Dataset records:
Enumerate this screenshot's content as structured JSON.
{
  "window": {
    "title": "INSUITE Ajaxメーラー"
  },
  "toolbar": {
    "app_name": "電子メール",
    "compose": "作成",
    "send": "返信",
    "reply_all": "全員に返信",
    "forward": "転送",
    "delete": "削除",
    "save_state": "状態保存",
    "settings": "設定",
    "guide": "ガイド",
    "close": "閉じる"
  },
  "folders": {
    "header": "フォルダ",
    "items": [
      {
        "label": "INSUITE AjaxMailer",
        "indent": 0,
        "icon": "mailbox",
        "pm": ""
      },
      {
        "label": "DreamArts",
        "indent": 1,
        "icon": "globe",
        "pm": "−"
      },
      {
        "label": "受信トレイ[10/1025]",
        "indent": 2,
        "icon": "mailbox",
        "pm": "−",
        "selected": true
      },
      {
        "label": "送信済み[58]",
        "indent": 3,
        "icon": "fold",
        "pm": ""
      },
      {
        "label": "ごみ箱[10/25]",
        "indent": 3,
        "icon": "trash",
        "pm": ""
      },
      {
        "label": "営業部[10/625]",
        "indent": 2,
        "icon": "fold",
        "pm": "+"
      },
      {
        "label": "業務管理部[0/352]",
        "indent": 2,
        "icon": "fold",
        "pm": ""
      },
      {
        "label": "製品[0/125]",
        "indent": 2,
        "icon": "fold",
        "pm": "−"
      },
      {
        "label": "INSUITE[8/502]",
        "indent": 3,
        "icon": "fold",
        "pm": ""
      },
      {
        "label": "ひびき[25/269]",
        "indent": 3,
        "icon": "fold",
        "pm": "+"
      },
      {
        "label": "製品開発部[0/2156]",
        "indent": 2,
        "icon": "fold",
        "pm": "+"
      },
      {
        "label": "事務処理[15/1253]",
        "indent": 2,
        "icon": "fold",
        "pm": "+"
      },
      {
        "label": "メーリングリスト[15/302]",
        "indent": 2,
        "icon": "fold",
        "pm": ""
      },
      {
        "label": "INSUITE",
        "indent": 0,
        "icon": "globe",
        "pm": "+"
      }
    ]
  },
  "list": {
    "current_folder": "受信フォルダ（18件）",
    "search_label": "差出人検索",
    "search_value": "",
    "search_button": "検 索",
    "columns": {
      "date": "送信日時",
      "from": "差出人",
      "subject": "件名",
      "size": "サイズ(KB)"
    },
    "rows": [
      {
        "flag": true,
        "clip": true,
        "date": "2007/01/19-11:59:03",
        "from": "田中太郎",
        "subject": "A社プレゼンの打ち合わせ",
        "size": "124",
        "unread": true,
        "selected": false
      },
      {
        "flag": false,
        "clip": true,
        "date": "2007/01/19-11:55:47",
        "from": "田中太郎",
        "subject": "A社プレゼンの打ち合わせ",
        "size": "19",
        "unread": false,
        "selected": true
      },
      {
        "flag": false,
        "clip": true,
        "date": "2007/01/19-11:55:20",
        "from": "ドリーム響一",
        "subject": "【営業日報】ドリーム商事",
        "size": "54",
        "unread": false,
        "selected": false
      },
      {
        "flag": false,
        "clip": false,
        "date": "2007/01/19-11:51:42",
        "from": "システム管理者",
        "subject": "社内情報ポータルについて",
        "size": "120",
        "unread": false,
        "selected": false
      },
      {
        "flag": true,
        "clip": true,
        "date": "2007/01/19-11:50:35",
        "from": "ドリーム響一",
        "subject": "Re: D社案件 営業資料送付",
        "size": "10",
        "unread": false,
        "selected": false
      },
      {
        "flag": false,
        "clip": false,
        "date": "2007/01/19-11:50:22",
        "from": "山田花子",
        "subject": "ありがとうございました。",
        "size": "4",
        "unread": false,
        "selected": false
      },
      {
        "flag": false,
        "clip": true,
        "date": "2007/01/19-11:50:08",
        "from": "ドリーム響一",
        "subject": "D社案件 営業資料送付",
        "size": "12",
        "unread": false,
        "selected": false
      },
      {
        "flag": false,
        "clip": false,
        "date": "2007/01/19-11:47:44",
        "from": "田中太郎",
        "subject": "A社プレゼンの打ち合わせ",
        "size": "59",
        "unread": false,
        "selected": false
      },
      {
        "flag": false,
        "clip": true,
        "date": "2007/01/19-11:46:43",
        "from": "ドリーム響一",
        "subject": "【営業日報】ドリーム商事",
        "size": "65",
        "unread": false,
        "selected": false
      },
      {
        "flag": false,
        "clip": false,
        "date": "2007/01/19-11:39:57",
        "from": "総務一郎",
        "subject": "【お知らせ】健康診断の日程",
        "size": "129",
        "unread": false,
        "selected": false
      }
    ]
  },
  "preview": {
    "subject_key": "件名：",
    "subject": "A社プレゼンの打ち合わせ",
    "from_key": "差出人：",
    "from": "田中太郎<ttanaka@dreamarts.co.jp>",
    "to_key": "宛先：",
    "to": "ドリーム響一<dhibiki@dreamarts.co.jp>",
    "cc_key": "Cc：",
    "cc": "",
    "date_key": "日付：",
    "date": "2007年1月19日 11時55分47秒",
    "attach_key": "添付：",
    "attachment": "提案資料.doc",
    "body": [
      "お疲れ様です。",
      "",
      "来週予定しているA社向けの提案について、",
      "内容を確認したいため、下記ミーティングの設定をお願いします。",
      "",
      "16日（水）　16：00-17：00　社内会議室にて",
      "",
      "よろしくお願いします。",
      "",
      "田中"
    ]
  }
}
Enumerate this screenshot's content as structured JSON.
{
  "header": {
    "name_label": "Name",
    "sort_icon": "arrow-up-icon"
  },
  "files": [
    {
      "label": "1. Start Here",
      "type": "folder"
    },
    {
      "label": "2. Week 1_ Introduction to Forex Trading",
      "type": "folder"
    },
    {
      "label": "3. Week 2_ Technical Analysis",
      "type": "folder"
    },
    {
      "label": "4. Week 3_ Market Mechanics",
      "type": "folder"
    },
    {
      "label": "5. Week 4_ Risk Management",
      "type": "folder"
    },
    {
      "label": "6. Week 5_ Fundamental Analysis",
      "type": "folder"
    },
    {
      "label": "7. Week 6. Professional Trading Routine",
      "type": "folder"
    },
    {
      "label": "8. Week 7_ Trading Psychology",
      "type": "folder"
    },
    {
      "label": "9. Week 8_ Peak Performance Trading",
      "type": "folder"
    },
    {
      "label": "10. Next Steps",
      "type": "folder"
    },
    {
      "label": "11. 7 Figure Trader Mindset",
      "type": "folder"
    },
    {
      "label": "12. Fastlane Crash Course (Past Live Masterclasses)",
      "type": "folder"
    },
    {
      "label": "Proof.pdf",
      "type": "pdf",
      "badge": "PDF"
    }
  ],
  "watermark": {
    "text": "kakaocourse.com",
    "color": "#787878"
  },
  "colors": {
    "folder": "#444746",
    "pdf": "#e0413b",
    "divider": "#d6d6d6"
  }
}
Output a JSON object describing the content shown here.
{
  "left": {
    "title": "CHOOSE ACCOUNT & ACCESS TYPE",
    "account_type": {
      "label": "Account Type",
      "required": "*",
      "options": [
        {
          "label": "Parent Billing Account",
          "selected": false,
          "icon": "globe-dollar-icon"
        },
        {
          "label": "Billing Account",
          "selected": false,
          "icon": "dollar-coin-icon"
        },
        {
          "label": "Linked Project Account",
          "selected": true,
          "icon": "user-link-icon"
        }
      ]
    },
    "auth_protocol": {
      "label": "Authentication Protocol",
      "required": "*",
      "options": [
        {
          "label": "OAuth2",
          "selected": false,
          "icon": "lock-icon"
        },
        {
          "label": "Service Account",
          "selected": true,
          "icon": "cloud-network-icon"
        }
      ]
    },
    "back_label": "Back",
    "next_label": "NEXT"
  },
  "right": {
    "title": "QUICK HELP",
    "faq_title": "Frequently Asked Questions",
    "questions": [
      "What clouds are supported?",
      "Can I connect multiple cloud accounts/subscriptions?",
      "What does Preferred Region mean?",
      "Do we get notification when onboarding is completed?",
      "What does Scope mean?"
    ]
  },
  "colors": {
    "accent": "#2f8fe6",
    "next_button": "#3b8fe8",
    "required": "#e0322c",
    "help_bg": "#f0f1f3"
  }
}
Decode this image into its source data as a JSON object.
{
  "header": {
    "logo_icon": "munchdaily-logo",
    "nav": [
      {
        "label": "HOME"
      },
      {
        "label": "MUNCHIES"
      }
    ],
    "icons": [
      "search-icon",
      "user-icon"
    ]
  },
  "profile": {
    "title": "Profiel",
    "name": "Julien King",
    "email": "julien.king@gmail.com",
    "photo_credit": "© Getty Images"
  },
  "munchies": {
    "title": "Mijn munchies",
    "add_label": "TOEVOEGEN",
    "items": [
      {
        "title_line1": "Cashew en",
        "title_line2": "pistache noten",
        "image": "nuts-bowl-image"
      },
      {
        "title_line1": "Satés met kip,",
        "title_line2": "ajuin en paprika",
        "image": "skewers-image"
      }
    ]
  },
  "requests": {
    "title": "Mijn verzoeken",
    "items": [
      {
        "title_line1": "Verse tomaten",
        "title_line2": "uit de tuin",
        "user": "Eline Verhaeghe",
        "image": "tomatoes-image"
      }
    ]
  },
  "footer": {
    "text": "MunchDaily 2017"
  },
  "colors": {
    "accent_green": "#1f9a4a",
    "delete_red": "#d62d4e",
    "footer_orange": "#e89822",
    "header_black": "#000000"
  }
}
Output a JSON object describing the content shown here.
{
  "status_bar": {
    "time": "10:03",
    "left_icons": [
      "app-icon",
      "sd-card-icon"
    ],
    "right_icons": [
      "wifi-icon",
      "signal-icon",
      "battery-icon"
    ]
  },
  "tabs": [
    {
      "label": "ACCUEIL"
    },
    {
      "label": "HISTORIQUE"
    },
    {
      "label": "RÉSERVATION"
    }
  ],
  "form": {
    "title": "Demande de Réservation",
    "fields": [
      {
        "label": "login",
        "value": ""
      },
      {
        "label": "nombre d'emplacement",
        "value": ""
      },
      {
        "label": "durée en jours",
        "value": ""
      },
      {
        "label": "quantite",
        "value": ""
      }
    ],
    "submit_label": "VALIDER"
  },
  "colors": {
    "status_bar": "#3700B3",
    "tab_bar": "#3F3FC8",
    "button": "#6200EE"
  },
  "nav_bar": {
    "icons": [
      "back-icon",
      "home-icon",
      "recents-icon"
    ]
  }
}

WORK TO DO:
For this exercise, gather every line of the data that contains the word "営業資料送付".

OUTPUT OF THE TASK:
        "subject": "Re: D社案件 営業資料送付",
        "subject": "D社案件 営業資料送付",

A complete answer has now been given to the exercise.